== Requirement ==
Write out all entries word for word.

--------

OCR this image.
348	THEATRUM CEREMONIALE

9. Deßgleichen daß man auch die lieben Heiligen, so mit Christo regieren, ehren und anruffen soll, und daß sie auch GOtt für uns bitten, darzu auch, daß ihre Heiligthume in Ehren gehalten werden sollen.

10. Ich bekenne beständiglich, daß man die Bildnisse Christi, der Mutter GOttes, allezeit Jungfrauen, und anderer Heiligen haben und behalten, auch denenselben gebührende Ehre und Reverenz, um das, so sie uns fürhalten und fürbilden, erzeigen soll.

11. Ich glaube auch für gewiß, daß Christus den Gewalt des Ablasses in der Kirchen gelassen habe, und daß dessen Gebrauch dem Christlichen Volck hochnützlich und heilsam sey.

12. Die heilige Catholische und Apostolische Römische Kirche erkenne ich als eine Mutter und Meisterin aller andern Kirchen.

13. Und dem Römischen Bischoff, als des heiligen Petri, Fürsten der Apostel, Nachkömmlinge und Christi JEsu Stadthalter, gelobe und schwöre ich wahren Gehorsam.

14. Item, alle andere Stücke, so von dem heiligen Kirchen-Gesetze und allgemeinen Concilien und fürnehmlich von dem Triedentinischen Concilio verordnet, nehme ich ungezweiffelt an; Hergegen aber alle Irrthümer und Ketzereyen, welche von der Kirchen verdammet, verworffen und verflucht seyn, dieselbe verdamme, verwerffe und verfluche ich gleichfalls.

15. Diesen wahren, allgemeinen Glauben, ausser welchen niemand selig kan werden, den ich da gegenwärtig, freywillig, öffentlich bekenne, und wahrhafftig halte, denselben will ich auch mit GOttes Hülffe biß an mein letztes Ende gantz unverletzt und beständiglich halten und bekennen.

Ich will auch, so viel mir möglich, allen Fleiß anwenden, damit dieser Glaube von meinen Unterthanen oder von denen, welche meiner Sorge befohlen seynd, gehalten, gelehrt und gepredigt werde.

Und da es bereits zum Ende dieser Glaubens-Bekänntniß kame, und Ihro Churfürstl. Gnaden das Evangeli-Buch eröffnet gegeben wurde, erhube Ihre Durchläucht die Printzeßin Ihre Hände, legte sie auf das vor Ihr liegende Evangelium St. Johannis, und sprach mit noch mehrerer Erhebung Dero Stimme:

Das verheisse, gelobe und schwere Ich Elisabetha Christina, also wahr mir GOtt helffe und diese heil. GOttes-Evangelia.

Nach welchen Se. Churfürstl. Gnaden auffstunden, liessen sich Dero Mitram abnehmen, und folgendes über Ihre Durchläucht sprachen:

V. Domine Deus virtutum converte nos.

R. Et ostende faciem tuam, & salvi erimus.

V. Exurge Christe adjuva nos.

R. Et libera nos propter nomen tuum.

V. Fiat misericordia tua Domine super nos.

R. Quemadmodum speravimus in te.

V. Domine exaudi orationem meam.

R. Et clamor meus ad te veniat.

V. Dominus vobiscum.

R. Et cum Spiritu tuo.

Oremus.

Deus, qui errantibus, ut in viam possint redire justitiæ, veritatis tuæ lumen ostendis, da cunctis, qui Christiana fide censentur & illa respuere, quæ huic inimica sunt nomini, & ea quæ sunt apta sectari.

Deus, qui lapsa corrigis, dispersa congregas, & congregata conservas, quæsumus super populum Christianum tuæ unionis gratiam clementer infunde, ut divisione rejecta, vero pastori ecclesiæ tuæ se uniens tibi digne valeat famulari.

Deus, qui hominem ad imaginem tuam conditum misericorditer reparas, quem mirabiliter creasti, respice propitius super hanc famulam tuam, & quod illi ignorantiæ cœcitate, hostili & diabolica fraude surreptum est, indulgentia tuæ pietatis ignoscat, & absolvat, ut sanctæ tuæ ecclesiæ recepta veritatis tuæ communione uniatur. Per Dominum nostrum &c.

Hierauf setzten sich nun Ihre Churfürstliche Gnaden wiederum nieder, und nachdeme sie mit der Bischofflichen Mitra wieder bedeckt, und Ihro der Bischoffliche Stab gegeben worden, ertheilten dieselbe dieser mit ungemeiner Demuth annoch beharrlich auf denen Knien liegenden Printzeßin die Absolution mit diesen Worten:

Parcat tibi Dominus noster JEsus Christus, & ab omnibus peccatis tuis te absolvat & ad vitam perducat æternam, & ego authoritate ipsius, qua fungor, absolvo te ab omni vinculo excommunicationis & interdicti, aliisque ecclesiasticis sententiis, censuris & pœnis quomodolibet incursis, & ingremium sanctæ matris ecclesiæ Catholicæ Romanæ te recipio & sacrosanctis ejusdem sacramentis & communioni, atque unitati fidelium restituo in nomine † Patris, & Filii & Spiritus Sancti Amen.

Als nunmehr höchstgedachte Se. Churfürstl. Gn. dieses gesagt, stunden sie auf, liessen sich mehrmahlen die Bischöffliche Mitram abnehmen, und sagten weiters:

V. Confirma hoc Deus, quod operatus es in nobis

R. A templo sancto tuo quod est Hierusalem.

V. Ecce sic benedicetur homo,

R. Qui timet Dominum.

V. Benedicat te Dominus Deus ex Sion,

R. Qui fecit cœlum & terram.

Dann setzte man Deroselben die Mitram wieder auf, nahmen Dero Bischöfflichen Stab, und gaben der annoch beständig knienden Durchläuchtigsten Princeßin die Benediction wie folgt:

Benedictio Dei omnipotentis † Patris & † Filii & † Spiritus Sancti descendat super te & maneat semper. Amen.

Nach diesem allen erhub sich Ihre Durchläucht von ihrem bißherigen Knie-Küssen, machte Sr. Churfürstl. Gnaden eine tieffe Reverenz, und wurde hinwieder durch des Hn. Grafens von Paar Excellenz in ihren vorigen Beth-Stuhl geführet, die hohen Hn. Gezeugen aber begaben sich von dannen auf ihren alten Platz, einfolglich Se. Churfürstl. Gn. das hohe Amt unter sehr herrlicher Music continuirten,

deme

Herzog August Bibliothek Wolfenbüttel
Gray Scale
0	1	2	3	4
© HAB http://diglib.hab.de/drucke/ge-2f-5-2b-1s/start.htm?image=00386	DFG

--------

== Expected answer ==
OCR this image.
348	THEATRUM CEREMONIALE

9. Deßgleichen daß man auch die lieben Heiligen, so mit Christo regieren, ehren und anruffen soll, und daß sie auch GOtt für uns bitten, darzu auch, daß ihre Heiligthume in Ehren gehalten werden sollen.

10. Ich bekenne beständiglich, daß man die Bildnisse Christi, der Mutter GOttes, allezeit Jungfrauen, und anderer Heiligen haben und behalten, auch denenselben gebührende Ehre und Reverenz, um das, so sie uns fürhalten und fürbilden, erzeigen soll.

11. Ich glaube auch für gewiß, daß Christus den Gewalt des Ablasses in der Kirchen gelassen habe, und daß dessen Gebrauch dem Christlichen Volck hochnützlich und heilsam sey.

12. Die heilige Catholische und Apostolische Römische Kirche erkenne ich als eine Mutter und Meisterin aller andern Kirchen.

13. Und dem Römischen Bischoff, als des heiligen Petri, Fürsten der Apostel, Nachkömmlinge und Christi JEsu Stadthalter, gelobe und schwöre ich wahren Gehorsam.

14. Item, alle andere Stücke, so von dem heiligen Kirchen-Gesetze und allgemeinen Concilien und fürnehmlich von dem Triedentinischen Concilio verordnet, nehme ich ungezweiffelt an; Hergegen aber alle Irrthümer und Ketzereyen, welche von der Kirchen verdammet, verworffen und verflucht seyn, dieselbe verdamme, verwerffe und verfluche ich gleichfalls.

15. Diesen wahren, allgemeinen Glauben, ausser welchen niemand selig kan werden, den ich da gegenwärtig, freywillig, öffentlich bekenne, und wahrhafftig halte, denselben will ich auch mit GOttes Hülffe biß an mein letztes Ende gantz unverletzt und beständiglich halten und bekennen.

Ich will auch, so viel mir möglich, allen Fleiß anwenden, damit dieser Glaube von meinen Unterthanen oder von denen, welche meiner Sorge befohlen seynd, gehalten, gelehrt und gepredigt werde.

Und da es bereits zum Ende dieser Glaubens-Bekänntniß kame, und Ihro Churfürstl. Gnaden das Evangeli-Buch eröffnet gegeben wurde, erhube Ihre Durchläucht die Printzeßin Ihre Hände, legte sie auf das vor Ihr liegende Evangelium St. Johannis, und sprach mit noch mehrerer Erhebung Dero Stimme:

Das verheisse, gelobe und schwere Ich Elisabetha Christina, also wahr mir GOtt helffe und diese heil. GOttes-Evangelia.

Nach welchen Se. Churfürstl. Gnaden auffstunden, liessen sich Dero Mitram abnehmen, und folgendes über Ihre Durchläucht sprachen:

V. Domine Deus virtutum converte nos.

R. Et ostende faciem tuam, & salvi erimus.

V. Exurge Christe adjuva nos.

R. Et libera nos propter nomen tuum.

V. Fiat misericordia tua Domine super nos.

R. Quemadmodum speravimus in te.

V. Domine exaudi orationem meam.

R. Et clamor meus ad te veniat.

V. Dominus vobiscum.

R. Et cum Spiritu tuo.

Oremus.

Deus, qui errantibus, ut in viam possint redire justitiæ, veritatis tuæ lumen ostendis, da cunctis, qui Christiana fide censentur & illa respuere, quæ huic inimica sunt nomini, & ea quæ sunt apta sectari.

Deus, qui lapsa corrigis, dispersa congregas, & congregata conservas, quæsumus super populum Christianum tuæ unionis gratiam clementer infunde, ut divisione rejecta, vero pastori ecclesiæ tuæ se uniens tibi digne valeat famulari.

Deus, qui hominem ad imaginem tuam conditum misericorditer reparas, quem mirabiliter creasti, respice propitius super hanc famulam tuam, & quod illi ignorantiæ cœcitate, hostili & diabolica fraude surreptum est, indulgentia tuæ pietatis ignoscat, & absolvat, ut sanctæ tuæ ecclesiæ recepta veritatis tuæ communione uniatur. Per Dominum nostrum &c.

Hierauf setzten sich nun Ihre Churfürstliche Gnaden wiederum nieder, und nachdeme sie mit der Bischofflichen Mitra wieder bedeckt, und Ihro der Bischoffliche Stab gegeben worden, ertheilten dieselbe dieser mit ungemeiner Demuth annoch beharrlich auf denen Knien liegenden Printzeßin die Absolution mit diesen Worten:

Parcat tibi Dominus noster JEsus Christus, & ab omnibus peccatis tuis te absolvat & ad vitam perducat æternam, & ego authoritate ipsius, qua fungor, absolvo te ab omni vinculo excommunicationis & interdicti, aliisque ecclesiasticis sententiis, censuris & pœnis quomodolibet incursis, & ingremium sanctæ matris ecclesiæ Catholicæ Romanæ te recipio & sacrosanctis ejusdem sacramentis & communioni, atque unitati fidelium restituo in nomine † Patris, & Filii & Spiritus Sancti Amen.

Als nunmehr höchstgedachte Se. Churfürstl. Gn. dieses gesagt, stunden sie auf, liessen sich mehrmahlen die Bischöffliche Mitram abnehmen, und sagten weiters:

V. Confirma hoc Deus, quod operatus es in nobis

R. A templo sancto tuo quod est Hierusalem.

V. Ecce sic benedicetur homo,

R. Qui timet Dominum.

V. Benedicat te Dominus Deus ex Sion,

R. Qui fecit cœlum & terram.

Dann setzte man Deroselben die Mitram wieder auf, nahmen Dero Bischöfflichen Stab, und gaben der annoch beständig knienden Durchläuchtigsten Princeßin die Benediction wie folgt:

Benedictio Dei omnipotentis † Patris & † Filii & † Spiritus Sancti descendat super te & maneat semper. Amen.

Nach diesem allen erhub sich Ihre Durchläucht von ihrem bißherigen Knie-Küssen, machte Sr. Churfürstl. Gnaden eine tieffe Reverenz, und wurde hinwieder durch des Hn. Grafens von Paar Excellenz in ihren vorigen Beth-Stuhl geführet, die hohen Hn. Gezeugen aber begaben sich von dannen auf ihren alten Platz, einfolglich Se. Churfürstl. Gn. das hohe Amt unter sehr herrlicher Music continuirten,

deme

Herzog August Bibliothek Wolfenbüttel
Gray Scale
0	1	2	3	4
© HAB http://diglib.hab.de/drucke/ge-2f-5-2b-1s/start.htm?image=00386	DFG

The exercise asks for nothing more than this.